┌─ Task input

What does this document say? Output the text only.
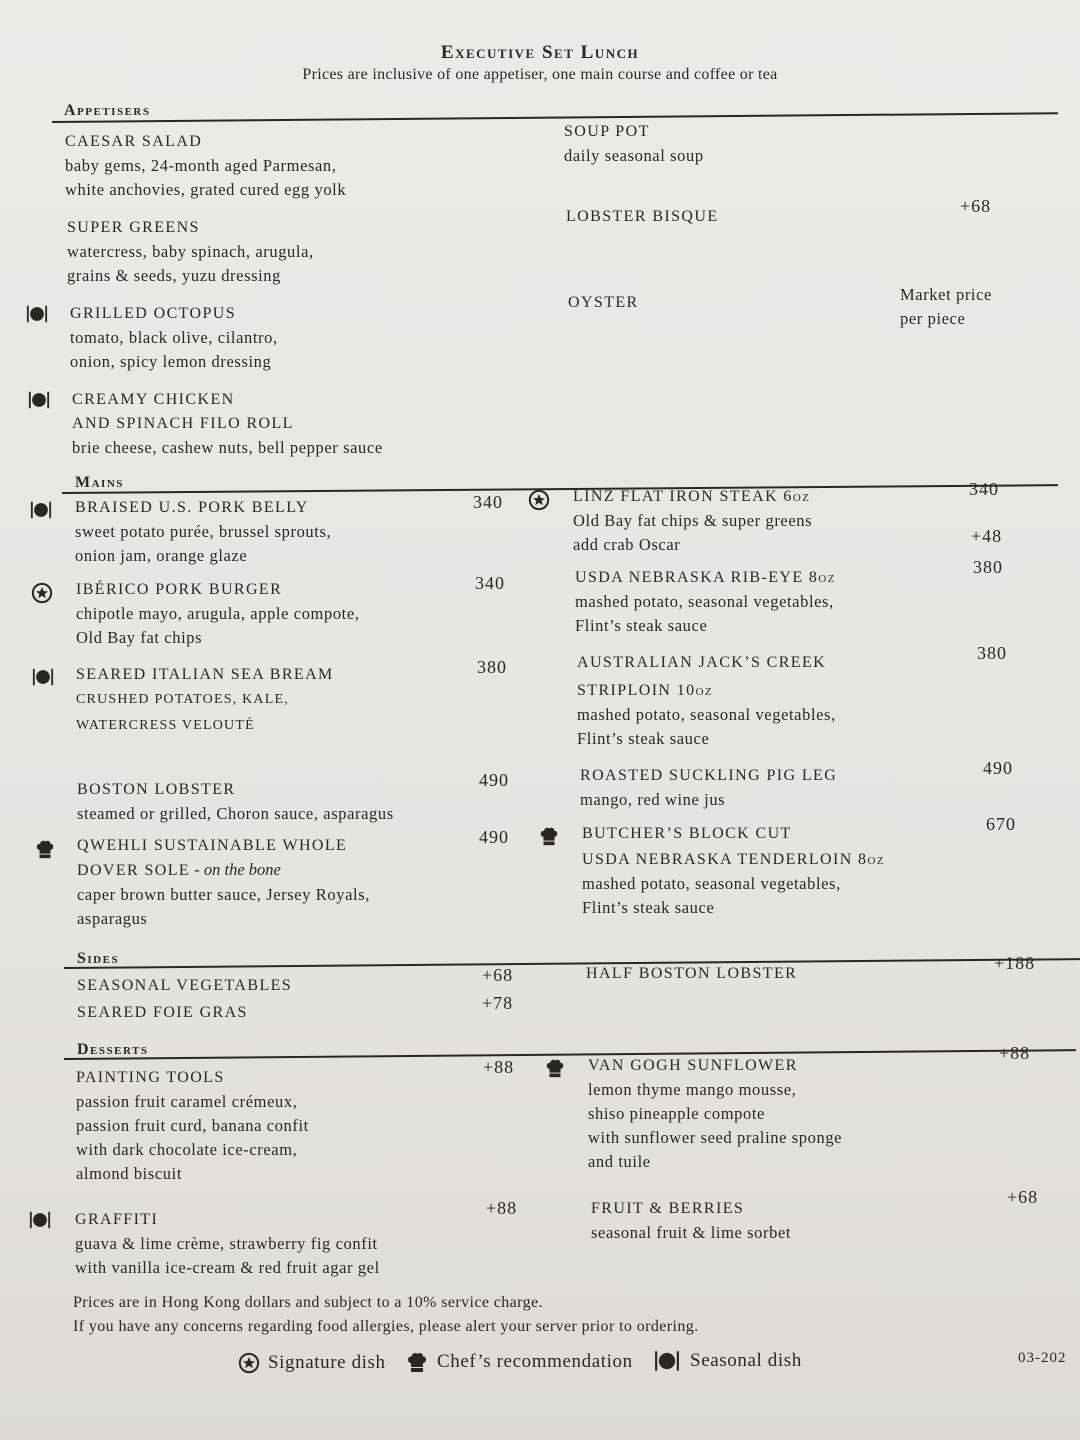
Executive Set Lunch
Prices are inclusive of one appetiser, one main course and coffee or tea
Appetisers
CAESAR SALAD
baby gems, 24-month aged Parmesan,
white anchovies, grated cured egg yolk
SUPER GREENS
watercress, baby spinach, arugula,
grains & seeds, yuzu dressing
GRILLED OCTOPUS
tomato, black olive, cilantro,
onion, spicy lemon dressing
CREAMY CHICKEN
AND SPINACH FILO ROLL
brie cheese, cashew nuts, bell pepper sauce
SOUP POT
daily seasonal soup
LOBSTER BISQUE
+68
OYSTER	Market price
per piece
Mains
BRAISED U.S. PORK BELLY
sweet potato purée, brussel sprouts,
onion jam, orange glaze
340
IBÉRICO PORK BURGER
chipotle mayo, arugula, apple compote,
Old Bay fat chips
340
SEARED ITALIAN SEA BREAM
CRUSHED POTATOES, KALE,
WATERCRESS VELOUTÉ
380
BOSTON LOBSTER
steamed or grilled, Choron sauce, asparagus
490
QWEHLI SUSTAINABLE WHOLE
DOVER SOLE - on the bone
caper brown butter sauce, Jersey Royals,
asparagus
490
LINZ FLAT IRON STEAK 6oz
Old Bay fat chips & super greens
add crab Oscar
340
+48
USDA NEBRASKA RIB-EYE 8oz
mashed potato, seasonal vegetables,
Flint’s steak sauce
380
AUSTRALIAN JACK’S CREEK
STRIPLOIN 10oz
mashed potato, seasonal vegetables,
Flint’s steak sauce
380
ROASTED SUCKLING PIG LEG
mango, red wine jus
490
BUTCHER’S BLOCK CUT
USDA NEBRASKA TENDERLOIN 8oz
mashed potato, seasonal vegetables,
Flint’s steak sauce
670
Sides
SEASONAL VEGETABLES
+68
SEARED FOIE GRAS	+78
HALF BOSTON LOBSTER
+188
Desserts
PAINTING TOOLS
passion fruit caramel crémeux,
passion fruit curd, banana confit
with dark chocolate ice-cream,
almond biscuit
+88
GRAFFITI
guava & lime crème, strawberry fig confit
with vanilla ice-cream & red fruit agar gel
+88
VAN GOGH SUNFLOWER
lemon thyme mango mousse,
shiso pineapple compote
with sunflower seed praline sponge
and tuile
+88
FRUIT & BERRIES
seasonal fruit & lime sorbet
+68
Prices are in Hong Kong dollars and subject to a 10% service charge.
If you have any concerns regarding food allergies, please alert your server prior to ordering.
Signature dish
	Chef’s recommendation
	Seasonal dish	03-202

└─
┌─ Task input

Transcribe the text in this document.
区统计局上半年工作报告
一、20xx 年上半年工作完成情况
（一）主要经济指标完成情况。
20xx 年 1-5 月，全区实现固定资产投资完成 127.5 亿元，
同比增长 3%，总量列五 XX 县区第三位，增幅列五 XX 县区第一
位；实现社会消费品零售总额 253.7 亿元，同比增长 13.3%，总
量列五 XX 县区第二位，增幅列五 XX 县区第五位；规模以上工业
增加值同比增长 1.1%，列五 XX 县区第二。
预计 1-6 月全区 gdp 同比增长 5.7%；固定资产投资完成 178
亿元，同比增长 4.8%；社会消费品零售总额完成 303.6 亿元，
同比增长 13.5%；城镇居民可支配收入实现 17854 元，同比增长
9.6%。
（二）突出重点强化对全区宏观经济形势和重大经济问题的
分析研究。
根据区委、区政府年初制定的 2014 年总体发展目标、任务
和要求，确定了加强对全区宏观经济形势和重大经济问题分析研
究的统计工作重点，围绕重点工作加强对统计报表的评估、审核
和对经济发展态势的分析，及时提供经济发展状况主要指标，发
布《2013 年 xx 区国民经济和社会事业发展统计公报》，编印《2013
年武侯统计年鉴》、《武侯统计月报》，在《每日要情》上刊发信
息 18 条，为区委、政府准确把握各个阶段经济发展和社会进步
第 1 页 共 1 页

└─
┌─ Task input

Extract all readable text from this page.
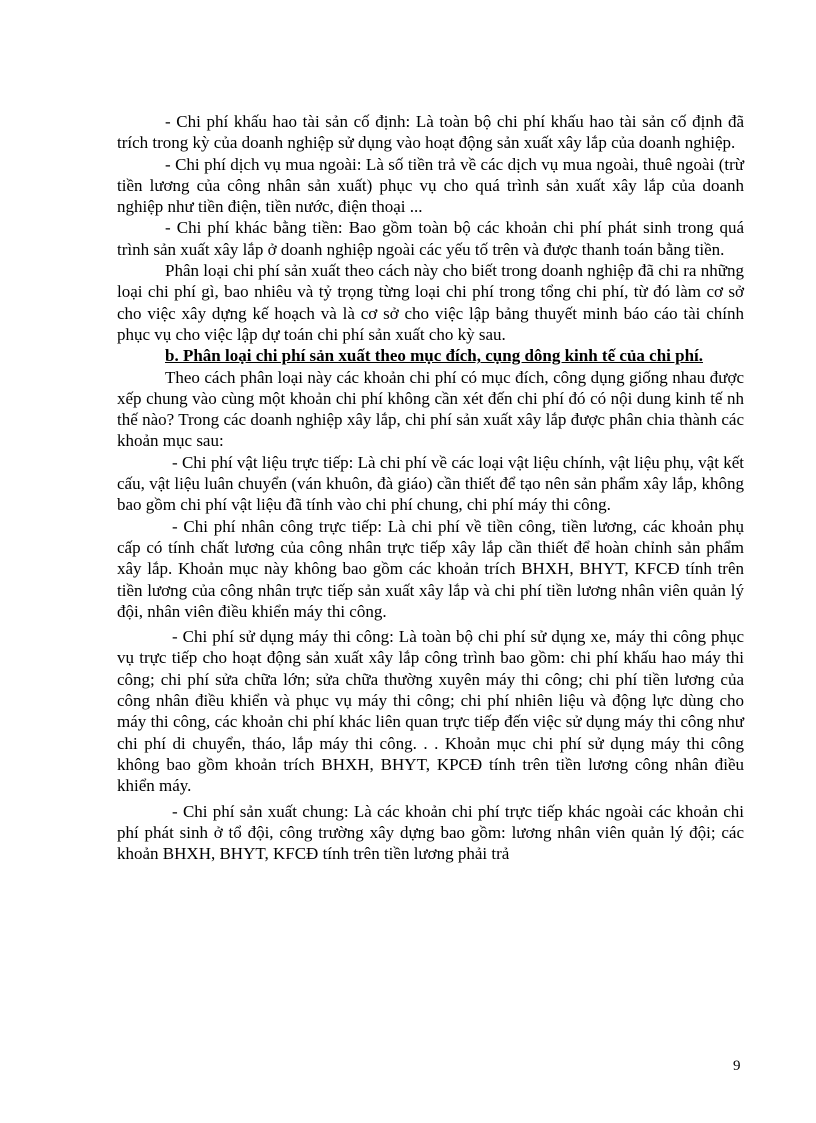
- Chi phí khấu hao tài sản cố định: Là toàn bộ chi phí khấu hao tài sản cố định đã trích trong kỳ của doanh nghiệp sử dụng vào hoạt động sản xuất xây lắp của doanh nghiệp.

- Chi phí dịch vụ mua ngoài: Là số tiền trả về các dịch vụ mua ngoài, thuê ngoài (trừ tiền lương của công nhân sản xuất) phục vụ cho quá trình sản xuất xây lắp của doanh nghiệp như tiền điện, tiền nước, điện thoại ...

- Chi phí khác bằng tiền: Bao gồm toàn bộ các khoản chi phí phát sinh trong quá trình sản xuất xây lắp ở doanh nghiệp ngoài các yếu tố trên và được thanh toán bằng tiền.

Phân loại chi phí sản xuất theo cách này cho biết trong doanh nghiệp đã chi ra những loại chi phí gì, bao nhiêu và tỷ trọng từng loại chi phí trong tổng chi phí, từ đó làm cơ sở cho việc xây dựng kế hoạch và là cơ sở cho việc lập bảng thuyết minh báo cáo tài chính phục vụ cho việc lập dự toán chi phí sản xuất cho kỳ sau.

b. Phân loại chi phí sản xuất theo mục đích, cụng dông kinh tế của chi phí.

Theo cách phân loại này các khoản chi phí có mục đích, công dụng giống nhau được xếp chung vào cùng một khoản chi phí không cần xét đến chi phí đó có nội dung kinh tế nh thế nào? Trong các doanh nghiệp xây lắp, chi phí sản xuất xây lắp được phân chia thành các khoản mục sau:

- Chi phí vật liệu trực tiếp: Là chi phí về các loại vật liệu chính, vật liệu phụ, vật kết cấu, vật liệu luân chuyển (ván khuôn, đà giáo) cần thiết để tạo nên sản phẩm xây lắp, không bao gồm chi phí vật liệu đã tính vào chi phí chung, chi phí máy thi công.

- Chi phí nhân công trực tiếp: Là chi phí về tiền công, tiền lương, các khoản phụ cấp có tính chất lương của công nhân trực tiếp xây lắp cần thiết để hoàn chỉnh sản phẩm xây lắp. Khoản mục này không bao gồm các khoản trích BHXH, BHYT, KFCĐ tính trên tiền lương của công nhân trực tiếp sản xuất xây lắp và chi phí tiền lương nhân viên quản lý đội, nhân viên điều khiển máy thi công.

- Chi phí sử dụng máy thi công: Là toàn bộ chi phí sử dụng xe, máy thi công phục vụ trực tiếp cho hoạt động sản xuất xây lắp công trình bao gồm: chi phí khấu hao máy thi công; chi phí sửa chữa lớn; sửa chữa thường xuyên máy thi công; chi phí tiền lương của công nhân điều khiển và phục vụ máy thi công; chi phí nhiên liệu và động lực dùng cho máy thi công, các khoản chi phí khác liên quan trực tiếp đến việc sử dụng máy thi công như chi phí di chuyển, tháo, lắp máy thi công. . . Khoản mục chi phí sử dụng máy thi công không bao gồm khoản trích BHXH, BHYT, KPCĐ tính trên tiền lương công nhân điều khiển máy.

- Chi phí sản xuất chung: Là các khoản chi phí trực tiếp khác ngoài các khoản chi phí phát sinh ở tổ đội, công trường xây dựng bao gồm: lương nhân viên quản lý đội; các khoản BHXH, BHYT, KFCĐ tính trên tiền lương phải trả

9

└─

> [Task brief]: Using the listing above, locate the lines that hold "BHYT" and copy each one.

> [Solution to this problem]:
- Chi phí nhân công trực tiếp: Là chi phí về tiền công, tiền lương, các khoản phụ cấp có tính chất lương của công nhân trực tiếp xây lắp cần thiết để hoàn chỉnh sản phẩm xây lắp. Khoản mục này không bao gồm các khoản trích BHXH, BHYT, KFCĐ tính trên tiền lương của công nhân trực tiếp sản xuất xây lắp và chi phí tiền lương nhân viên quản lý đội, nhân viên điều khiển máy thi công.
- Chi phí sử dụng máy thi công: Là toàn bộ chi phí sử dụng xe, máy thi công phục vụ trực tiếp cho hoạt động sản xuất xây lắp công trình bao gồm: chi phí khấu hao máy thi công; chi phí sửa chữa lớn; sửa chữa thường xuyên máy thi công; chi phí tiền lương của công nhân điều khiển và phục vụ máy thi công; chi phí nhiên liệu và động lực dùng cho máy thi công, các khoản chi phí khác liên quan trực tiếp đến việc sử dụng máy thi công như chi phí di chuyển, tháo, lắp máy thi công. . . Khoản mục chi phí sử dụng máy thi công không bao gồm khoản trích BHXH, BHYT, KPCĐ tính trên tiền lương công nhân điều khiển máy.
- Chi phí sản xuất chung: Là các khoản chi phí trực tiếp khác ngoài các khoản chi phí phát sinh ở tổ đội, công trường xây dựng bao gồm: lương nhân viên quản lý đội; các khoản BHXH, BHYT, KFCĐ tính trên tiền lương phải trả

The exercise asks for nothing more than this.